■ Passage to read:
+++

On 7/8/20 8:15 PM, Andrii Nakryiko wrote:
On Thu, Jul 2, 2020 at 1:04 PM Alexei Starovoitov
<alexei.starovoitov@xxxxxxxxx> wrote:
From: Alexei Starovoitov <ast@xxxxxxxxxx>
Add kernel module with user mode driver that populates bpffs with
BPF iterators.
$ mount bpffs /sys/fs/bpf/ -t bpf
$ ls -la /sys/fs/bpf/
total 4
drwxrwxrwt 2 root root 0 Jul 2 00:27 .
drwxr-xr-x 19 root root 4096 Jul 2 00:09 ..
-rw------- 1 root root 0 Jul 2 00:27 maps
-rw------- 1 root root 0 Jul 2 00:27 progs
The user mode driver will load BPF Type Formats, create BPF maps, populate BPF
maps, load two BPF programs, attach them to BPF iterators, and finally send two
bpf_link IDs back to the kernel.

+++

■ Task inputs:
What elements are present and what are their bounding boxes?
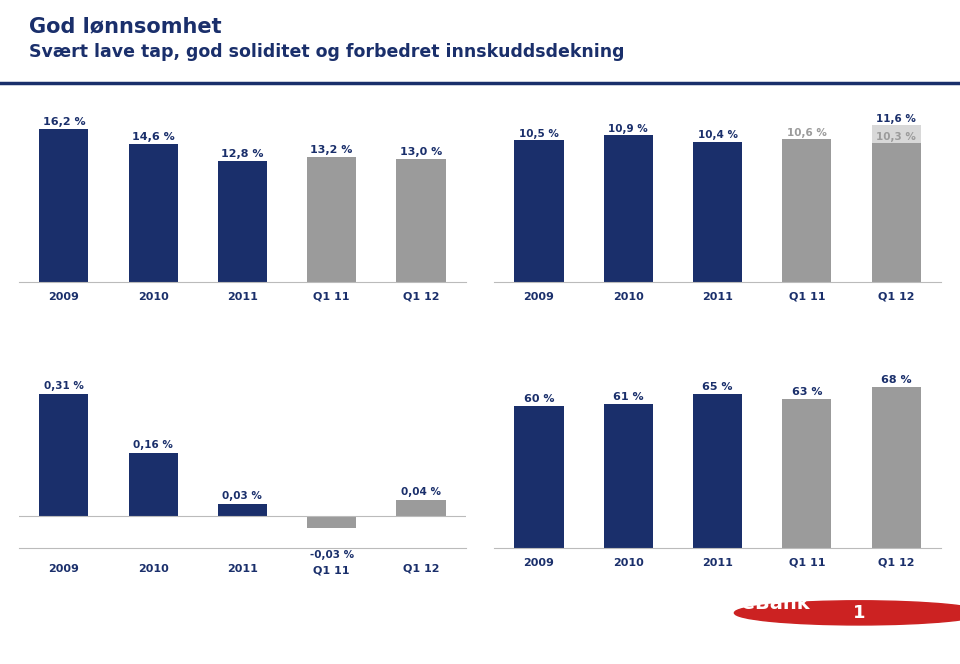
Text: 2010: 2010 — [137, 564, 169, 574]
Text: 61 %: 61 % — [613, 392, 643, 402]
Bar — [782, 139, 831, 282]
Bar — [129, 144, 178, 282]
Text: 2011: 2011 — [227, 564, 258, 574]
Text: 13,0 %: 13,0 % — [399, 147, 443, 157]
Text: 10,5 %: 10,5 % — [519, 129, 559, 139]
Bar — [39, 129, 88, 282]
Bar — [782, 399, 831, 548]
Text: 16,2 %: 16,2 % — [42, 117, 85, 127]
Circle shape — [734, 601, 960, 625]
Text: God lønnsomhet: God lønnsomhet — [29, 17, 222, 37]
Text: Q1 12: Q1 12 — [402, 564, 440, 574]
Bar — [604, 135, 653, 282]
Text: 60 %: 60 % — [524, 394, 554, 404]
Text: Q1 11: Q1 11 — [313, 566, 350, 576]
Bar — [872, 387, 921, 548]
Text: 2009: 2009 — [48, 564, 80, 574]
Text: Tap på utlån i % av totale utlån: Tap på utlån i % av totale utlån — [33, 327, 252, 341]
Text: SpareBank: SpareBank — [691, 594, 810, 613]
Text: Egenkapitalavkastning: Egenkapitalavkastning — [33, 62, 193, 74]
Text: -0,03 %: -0,03 % — [310, 550, 353, 560]
Text: Kjernekapitaldekning: Kjernekapitaldekning — [508, 52, 659, 66]
Text: 10,6 %: 10,6 % — [787, 127, 827, 137]
Bar — [218, 161, 267, 282]
Text: 0,31 %: 0,31 % — [44, 381, 84, 391]
Text: Svært lave tap, god soliditet og forbedret innskuddsdekning: Svært lave tap, god soliditet og forbedr… — [29, 43, 624, 61]
Bar — [693, 141, 742, 282]
Text: 14,6 %: 14,6 % — [132, 131, 175, 141]
Bar — [693, 394, 742, 548]
Bar — [39, 394, 88, 517]
Text: (med proforma tall emisjoner Q1 12): (med proforma tall emisjoner Q1 12) — [508, 74, 712, 84]
Text: Innskuddsdekning: Innskuddsdekning — [508, 327, 636, 340]
Bar — [872, 125, 921, 143]
Text: 65 %: 65 % — [703, 382, 732, 392]
Bar — [307, 157, 356, 282]
Text: Q1 2012: Q1 2012 — [77, 625, 135, 638]
Bar — [218, 505, 267, 517]
Bar — [396, 159, 445, 282]
Bar — [515, 406, 564, 548]
Text: 13,2 %: 13,2 % — [310, 145, 353, 155]
Text: 11,6 %: 11,6 % — [876, 114, 916, 124]
Text: SMN: SMN — [787, 633, 818, 648]
Text: 10,9 %: 10,9 % — [609, 124, 648, 133]
Text: 7: 7 — [29, 587, 39, 602]
Text: 68 %: 68 % — [881, 375, 911, 385]
Text: 0,16 %: 0,16 % — [133, 440, 173, 450]
Text: 12,8 %: 12,8 % — [221, 149, 264, 159]
Bar — [515, 140, 564, 282]
Text: 10,4 %: 10,4 % — [698, 130, 737, 140]
Bar — [307, 517, 356, 528]
Bar — [872, 143, 921, 282]
Text: 63 %: 63 % — [792, 387, 822, 397]
Bar — [396, 501, 445, 517]
Bar — [604, 404, 653, 548]
Text: 10,3 %: 10,3 % — [876, 131, 916, 141]
Text: 1: 1 — [852, 604, 866, 622]
Text: 0,03 %: 0,03 % — [223, 491, 262, 501]
Bar — [129, 454, 178, 517]
Text: 0,04 %: 0,04 % — [401, 487, 441, 497]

+++

■ Problem A: In the records, print the lines from the one with "Text: 2010: 2010 — [137, 564, 169, 574]" up to and including the one with "Text: 13,0 %: 13,0 % — [399, 147, 443, 157]", reproducing each line precisely.
■ Problem B: Carry on the message about the BPF iterator kernel module from the point where it stops.

■ Response A:
Text: 2010: 2010 — [137, 564, 169, 574]
Text: 61 %: 61 % — [613, 392, 643, 402]
Bar — [782, 139, 831, 282]
Bar — [129, 144, 178, 282]
Text: 2011: 2011 — [227, 564, 258, 574]
Text: 13,0 %: 13,0 % — [399, 147, 443, 157]

■ Response B:
The kernel will pin two bpf_links into newly mounted bpffs instance under
names "progs" and "maps". These two files become human readable.
$ cat /sys/fs/bpf/progs
id name pages attached
11 dump_bpf_map 1 bpf_iter_bpf_map
12 dump_bpf_prog 1 bpf_iter_bpf_prog
27 test_pkt_access 1
32 test_main 1 test_pkt_access test_pkt_access
33 test_subprog1 1 test_pkt_access_subprog1 test_pkt_access
34 test_subprog2 1 test_pkt_access_subprog2 test_pkt_access
35 test_subprog3 1 test_pkt_access_subprog3 test_pkt_access
36 new_get_skb_len 1 get_skb_len test_pkt_access
37 new_get_skb_ifi 1 get_skb_ifindex test_pkt_access
38 new_get_constan 1 get_constant test_pkt_access
The BPF program dump_bpf_prog() in iterators.bpf.c is printing this data about
all BPF programs currently loaded in the system. This information is unstable
and will change from kernel to kernel.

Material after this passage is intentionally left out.